» **Records supplied**
--------------------

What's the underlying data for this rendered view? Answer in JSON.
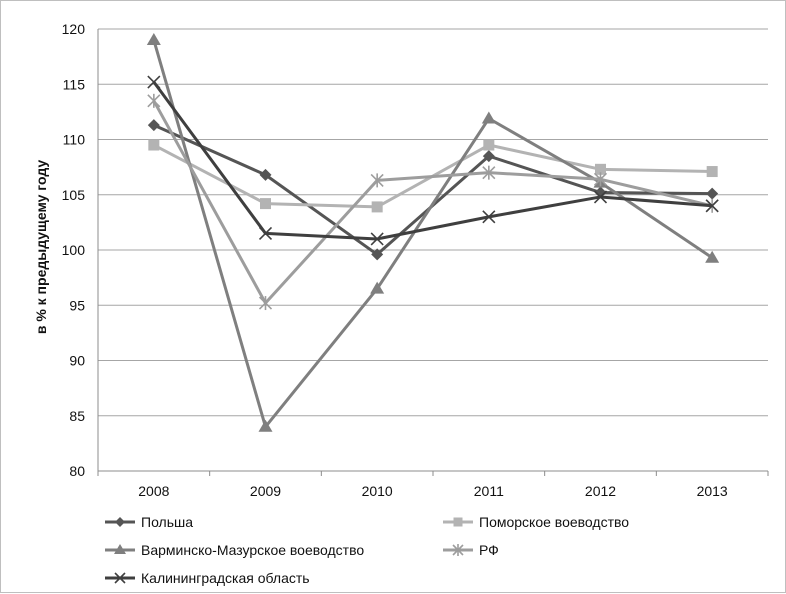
{
  "chart_data": {
    "type": "line",
    "title": "",
    "xlabel": "",
    "ylabel": "в % к предыдущему году",
    "categories": [
      "2008",
      "2009",
      "2010",
      "2011",
      "2012",
      "2013"
    ],
    "ylim": [
      80,
      120
    ],
    "yticks": [
      80,
      85,
      90,
      95,
      100,
      105,
      110,
      115,
      120
    ],
    "grid": true,
    "legend_position": "bottom",
    "series": [
      {
        "name": "Польша",
        "values": [
          111.3,
          106.8,
          99.6,
          108.5,
          105.2,
          105.1
        ],
        "color": "#555555",
        "marker": "diamond"
      },
      {
        "name": "Поморское воеводство",
        "values": [
          109.5,
          104.2,
          103.9,
          109.5,
          107.3,
          107.1
        ],
        "color": "#b3b3b3",
        "marker": "square"
      },
      {
        "name": "Варминско-Мазурское воеводство",
        "values": [
          119.0,
          84.0,
          96.5,
          111.9,
          106.1,
          99.3
        ],
        "color": "#7f7f7f",
        "marker": "triangle"
      },
      {
        "name": "РФ",
        "values": [
          113.5,
          95.2,
          106.3,
          107.0,
          106.4,
          104.0
        ],
        "color": "#9d9d9d",
        "marker": "star"
      },
      {
        "name": "Калининградская область",
        "values": [
          115.2,
          101.5,
          101.0,
          103.0,
          104.8,
          104.0
        ],
        "color": "#3f3f3f",
        "marker": "x"
      }
    ]
  }
}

--------------------

» **Short exercise**
Retype the data above exactly; pictures are not part of the copy.

» **Result of this exercise**
What's the underlying data for this rendered view? Answer in JSON.
{
  "chart_data": {
    "type": "line",
    "title": "",
    "xlabel": "",
    "ylabel": "в % к предыдущему году",
    "categories": [
      "2008",
      "2009",
      "2010",
      "2011",
      "2012",
      "2013"
    ],
    "ylim": [
      80,
      120
    ],
    "yticks": [
      80,
      85,
      90,
      95,
      100,
      105,
      110,
      115,
      120
    ],
    "grid": true,
    "legend_position": "bottom",
    "series": [
      {
        "name": "Польша",
        "values": [
          111.3,
          106.8,
          99.6,
          108.5,
          105.2,
          105.1
        ],
        "color": "#555555",
        "marker": "diamond"
      },
      {
        "name": "Поморское воеводство",
        "values": [
          109.5,
          104.2,
          103.9,
          109.5,
          107.3,
          107.1
        ],
        "color": "#b3b3b3",
        "marker": "square"
      },
      {
        "name": "Варминско-Мазурское воеводство",
        "values": [
          119.0,
          84.0,
          96.5,
          111.9,
          106.1,
          99.3
        ],
        "color": "#7f7f7f",
        "marker": "triangle"
      },
      {
        "name": "РФ",
        "values": [
          113.5,
          95.2,
          106.3,
          107.0,
          106.4,
          104.0
        ],
        "color": "#9d9d9d",
        "marker": "star"
      },
      {
        "name": "Калининградская область",
        "values": [
          115.2,
          101.5,
          101.0,
          103.0,
          104.8,
          104.0
        ],
        "color": "#3f3f3f",
        "marker": "x"
      }
    ]
  }
}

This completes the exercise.